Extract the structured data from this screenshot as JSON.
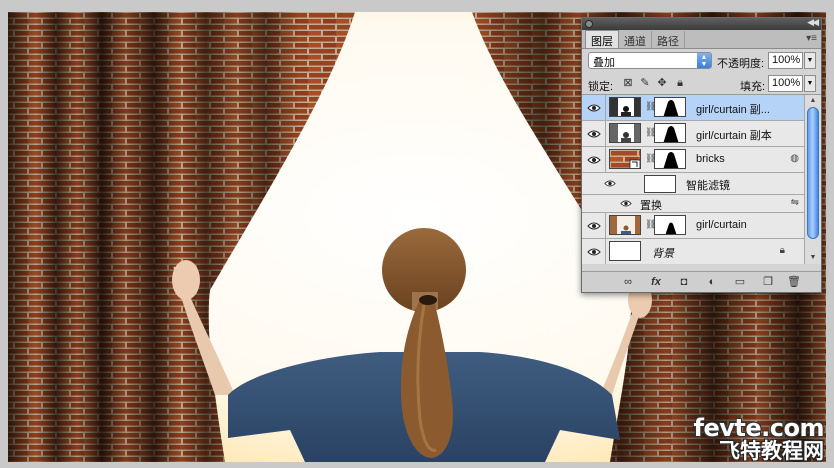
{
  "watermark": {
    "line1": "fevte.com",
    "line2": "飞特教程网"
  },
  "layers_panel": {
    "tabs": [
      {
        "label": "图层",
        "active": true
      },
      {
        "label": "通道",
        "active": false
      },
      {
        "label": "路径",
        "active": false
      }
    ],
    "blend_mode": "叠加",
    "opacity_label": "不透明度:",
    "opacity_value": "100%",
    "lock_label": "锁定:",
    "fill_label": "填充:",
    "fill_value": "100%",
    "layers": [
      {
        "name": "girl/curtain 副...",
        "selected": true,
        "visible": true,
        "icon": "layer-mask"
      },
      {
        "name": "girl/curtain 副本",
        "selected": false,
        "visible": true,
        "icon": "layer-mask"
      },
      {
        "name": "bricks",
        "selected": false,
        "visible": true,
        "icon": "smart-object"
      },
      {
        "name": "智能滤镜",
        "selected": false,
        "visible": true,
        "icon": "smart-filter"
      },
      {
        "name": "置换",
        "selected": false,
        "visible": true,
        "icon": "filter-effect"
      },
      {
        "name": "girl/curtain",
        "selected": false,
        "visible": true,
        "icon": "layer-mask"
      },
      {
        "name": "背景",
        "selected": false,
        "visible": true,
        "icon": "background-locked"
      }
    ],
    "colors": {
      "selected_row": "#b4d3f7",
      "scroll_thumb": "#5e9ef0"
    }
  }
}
---
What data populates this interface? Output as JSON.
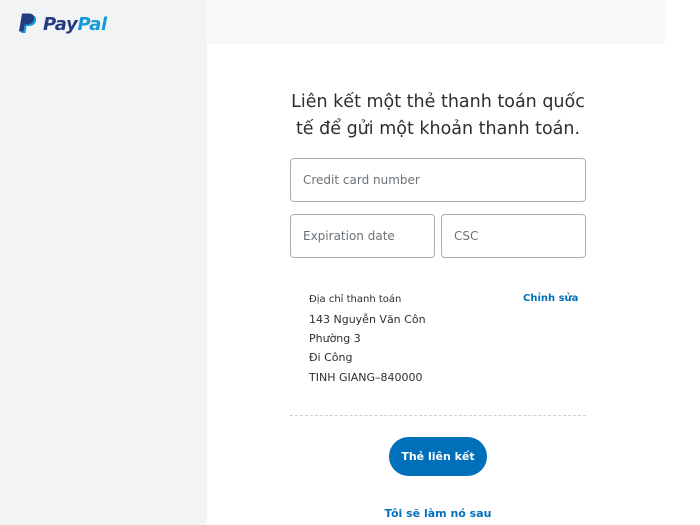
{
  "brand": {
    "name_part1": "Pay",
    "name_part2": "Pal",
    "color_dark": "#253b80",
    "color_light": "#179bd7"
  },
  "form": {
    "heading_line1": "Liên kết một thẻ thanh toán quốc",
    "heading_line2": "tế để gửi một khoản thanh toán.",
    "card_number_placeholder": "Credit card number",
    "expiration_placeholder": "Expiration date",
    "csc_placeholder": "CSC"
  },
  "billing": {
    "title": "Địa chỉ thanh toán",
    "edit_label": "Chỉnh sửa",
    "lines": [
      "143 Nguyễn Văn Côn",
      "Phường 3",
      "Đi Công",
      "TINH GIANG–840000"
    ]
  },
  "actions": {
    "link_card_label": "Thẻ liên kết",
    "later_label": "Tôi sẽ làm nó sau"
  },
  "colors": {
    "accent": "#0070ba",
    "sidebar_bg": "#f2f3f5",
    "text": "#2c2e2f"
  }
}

The problem >> Search the entries for the word "toán" and gather every line where it appears.

Task output >>
    "heading_line1": "Liên kết một thẻ thanh toán quốc",
    "heading_line2": "tế để gửi một khoản thanh toán.",
    "title": "Địa chỉ thanh toán",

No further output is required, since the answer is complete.